→ **PERINTAH TUGAS A**:
Salinlah bagian artikel tentang hakikat qath’i dan zhanny yang dimulai pada kata-kata "- Para ulama" dan berakhir setelah kata-kata "harus bersifat mutawatir.".
→ **PERINTAH TUGAS B**:
Sebutkan seluruh pihak yang penjelasan, definisi, atau pendapatnya dikutip dalam artikel tentang hakikat qath’i dan zhanny.
→ **PERINTAH TUGAS C**:
Lanjutkan artikel tentang hakikat qath’i dan zhanny mulai dari bagian yang belum tertulis.

→ **DOKUMEN**:
HAKIKAT QATH’I
DAN ZHANNY
Oleh: Drs. H. M.
YusronHadi, M.M.

Beberapa orang bertanya,”Mohon dijelaskan
tentang hakikat qath’i dan zhanny?” Profesor Quraish Shihab menjelaskannya.
- Ayat “Qath’i”
artinya bersifat “pasti”, sedangkan ayat “zhanny” artinya bersifat “tidak pasti”.
- Ayat “qathi
dalalah” artinya ayat yang “pasti sumbernya dan pasti kandungan maknanya”.
- Sebagian ulama
mendefinisikan “qathi dalalah” adalah “sesuatu yang menunjuk kepada hukum dan
tidak mengandung kemungkinan atau makna selainnya.”
- Ulama yang
lain mendefinisikan “qath’I dalalah” adalah “tidak adanya kemungkinan untuk
memahami dari suatu lafal, kecuali maknanya yang dasar itu.”
- Para ulama
berkata,”Sangat jarang ada sesuatu yang pasti dalam dalil syara’, jika berdiri
sendiri, karena apabila dalil syara’ tersebut bersifat ahad, maka jelas tidak
dapat memberikan kepastian, karena ahad sifatnya “zhanny” (tidak pasti),
- Jika dalil
tersebut bersifat mutawatir lafalnya, maka untuk menarik makna yang pasti dibutuhkan
“premis” (muqaddimat) yang tentunya harus bersifat “qathi” (pasti).
- Dalam hal
ini, premis tersebut harus bersifat mutawatir.
- Hal ini tidak
mudah ditemukan, karena kenyataan membuktikan bahwa premis-premis tersebut
semuanya atau sebagian besarnya bersifat “ahad” yang artinya “zhanny” (tidak
pasti).

→ **DATA YANG DIBERIKAN**:

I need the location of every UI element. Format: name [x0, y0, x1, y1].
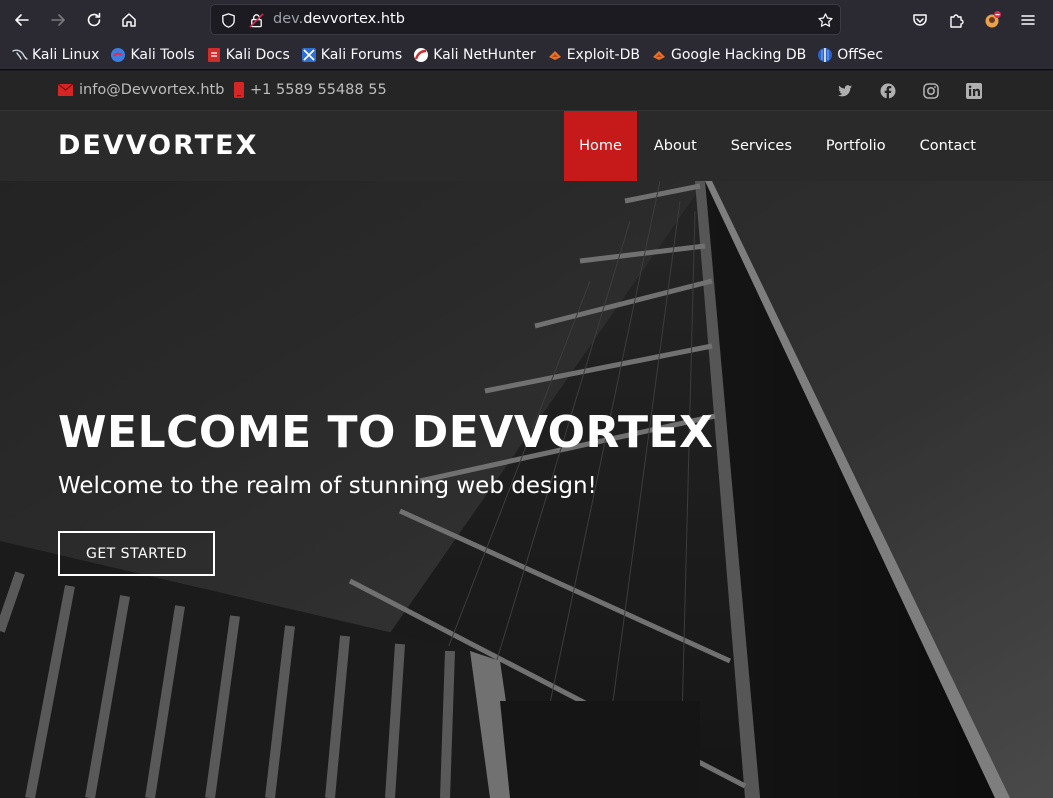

→ **HASIL LATIHAN A**:
- Para ulama
berkata,”Sangat jarang ada sesuatu yang pasti dalam dalil syara’, jika berdiri
sendiri, karena apabila dalil syara’ tersebut bersifat ahad, maka jelas tidak
dapat memberikan kepastian, karena ahad sifatnya “zhanny” (tidak pasti),
- Jika dalil
tersebut bersifat mutawatir lafalnya, maka untuk menarik makna yang pasti dibutuhkan
“premis” (muqaddimat) yang tentunya harus bersifat “qathi” (pasti).
- Dalam hal
ini, premis tersebut harus bersifat mutawatir.

→ **HASIL LATIHAN B**:
- Profesor Quraish Shihab
- Sebagian ulama
- Ulama yang lain
- Para ulama

→ **HASIL LATIHAN C**:
- Sesuatu
yang bersandar kepada “zhanny” (tidak pasti), tentu akan menghasilkan sesuatu
yang “zhanny” (tidak pasti) pula.
- Para
ulama menjelaskan bahwa yang dimaksud “muqaddimat” (premis-premis) adalah berikut
ini.
1)
Ke-1: Riwayat kebahasaannya.
2)
Ke-2: Riwayat yang berkaitan dengan gramatika (nahwu).
3)
Ke-3: Riwayat yang berkaitan dengan perubahan kata (sharaf).
4)
Ke-4: Redaksi yang dimaksud bukan kata ambigu (musytarak).
6)
Ke-6: Tidak mengandung peralihan makna.
7)
Ke-7: Sisipan (idhmar).
8)
Ke-8: Pendahuluan dan pengakhiran (taqdim wa ta’khir).
9)
Ke-9: Pembatalan hukum (nasikh).
10) Ke-10: Tidak mengandung
penolakan yang logis.
- Untuk
yang ke-1, ke-2 dan ke-3 semuanya bersifat “zhanny” (tidak pasti), karena riwayat-riwayat
yang menyangkut hal-hal tersebut kesemuanya “ahad”.
- Untuk yang
ke-4 sampai ke-10 hanya dapat diketahui melalui “istiqra' al-tam” (metode induktif
yang sempurna) dan hal itu adalah mustahil.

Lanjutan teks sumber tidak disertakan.